**AIM OF THE EXERCISE**
Transcribe the entries exactly; images are not part of the copy.

**MATERIAL FOR THE TASK**
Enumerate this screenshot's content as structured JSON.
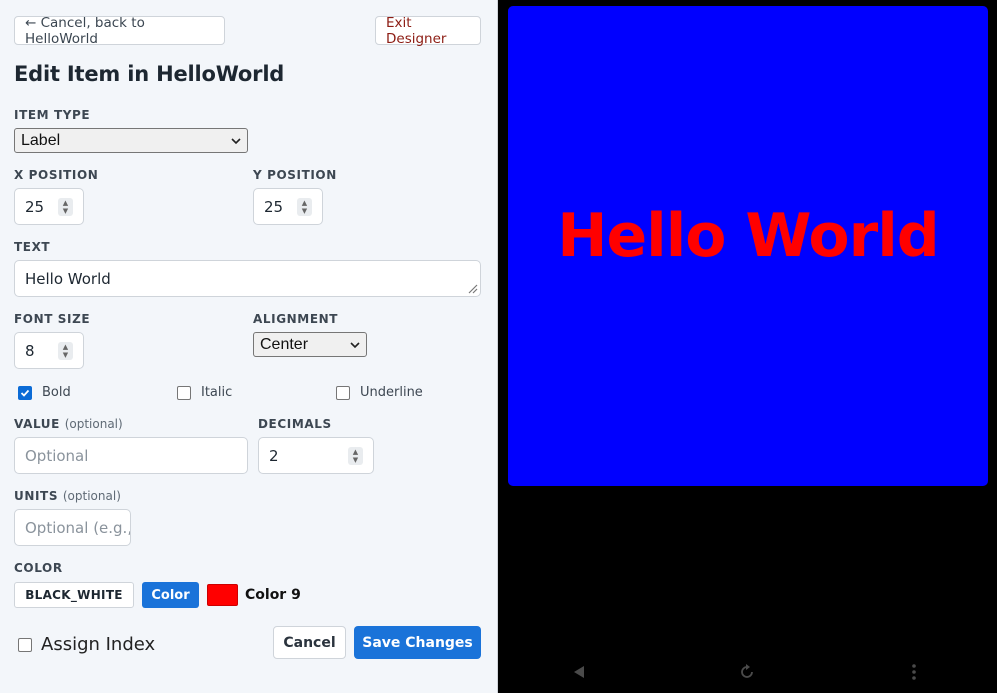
{
  "header": {
    "cancel_back_label": "← Cancel, back to HelloWorld",
    "exit_label": "Exit Designer",
    "title": "Edit Item in HelloWorld"
  },
  "form": {
    "item_type": {
      "label": "ITEM TYPE",
      "value": "Label"
    },
    "x_position": {
      "label": "X POSITION",
      "value": "25"
    },
    "y_position": {
      "label": "Y POSITION",
      "value": "25"
    },
    "text": {
      "label": "TEXT",
      "value": "Hello World"
    },
    "font_size": {
      "label": "FONT SIZE",
      "value": "8"
    },
    "alignment": {
      "label": "ALIGNMENT",
      "value": "Center"
    },
    "bold": {
      "label": "Bold",
      "checked": true
    },
    "italic": {
      "label": "Italic",
      "checked": false
    },
    "underline": {
      "label": "Underline",
      "checked": false
    },
    "value": {
      "label": "VALUE",
      "optional": "(optional)",
      "placeholder": "Optional"
    },
    "decimals": {
      "label": "DECIMALS",
      "value": "2"
    },
    "units": {
      "label": "UNITS",
      "optional": "(optional)",
      "placeholder": "Optional (e.g.,"
    },
    "color": {
      "label": "COLOR",
      "palette_button": "BLACK_WHITE",
      "color_button": "Color",
      "swatch_hex": "#ff0000",
      "color_name": "Color 9"
    },
    "assign_index": {
      "label": "Assign Index",
      "checked": false
    }
  },
  "actions": {
    "cancel_label": "Cancel",
    "save_label": "Save Changes"
  },
  "preview": {
    "background": "#0000ff",
    "text": "Hello World",
    "text_color": "#ff0000"
  },
  "navbar": {
    "back_icon": "back-triangle-icon",
    "refresh_icon": "refresh-icon",
    "more_icon": "more-vertical-icon"
  }
}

**ANSWER FOR THE TASK**
Enumerate this screenshot's content as structured JSON.
{
  "header": {
    "cancel_back_label": "← Cancel, back to HelloWorld",
    "exit_label": "Exit Designer",
    "title": "Edit Item in HelloWorld"
  },
  "form": {
    "item_type": {
      "label": "ITEM TYPE",
      "value": "Label"
    },
    "x_position": {
      "label": "X POSITION",
      "value": "25"
    },
    "y_position": {
      "label": "Y POSITION",
      "value": "25"
    },
    "text": {
      "label": "TEXT",
      "value": "Hello World"
    },
    "font_size": {
      "label": "FONT SIZE",
      "value": "8"
    },
    "alignment": {
      "label": "ALIGNMENT",
      "value": "Center"
    },
    "bold": {
      "label": "Bold",
      "checked": true
    },
    "italic": {
      "label": "Italic",
      "checked": false
    },
    "underline": {
      "label": "Underline",
      "checked": false
    },
    "value": {
      "label": "VALUE",
      "optional": "(optional)",
      "placeholder": "Optional"
    },
    "decimals": {
      "label": "DECIMALS",
      "value": "2"
    },
    "units": {
      "label": "UNITS",
      "optional": "(optional)",
      "placeholder": "Optional (e.g.,"
    },
    "color": {
      "label": "COLOR",
      "palette_button": "BLACK_WHITE",
      "color_button": "Color",
      "swatch_hex": "#ff0000",
      "color_name": "Color 9"
    },
    "assign_index": {
      "label": "Assign Index",
      "checked": false
    }
  },
  "actions": {
    "cancel_label": "Cancel",
    "save_label": "Save Changes"
  },
  "preview": {
    "background": "#0000ff",
    "text": "Hello World",
    "text_color": "#ff0000"
  },
  "navbar": {
    "back_icon": "back-triangle-icon",
    "refresh_icon": "refresh-icon",
    "more_icon": "more-vertical-icon"
  }
}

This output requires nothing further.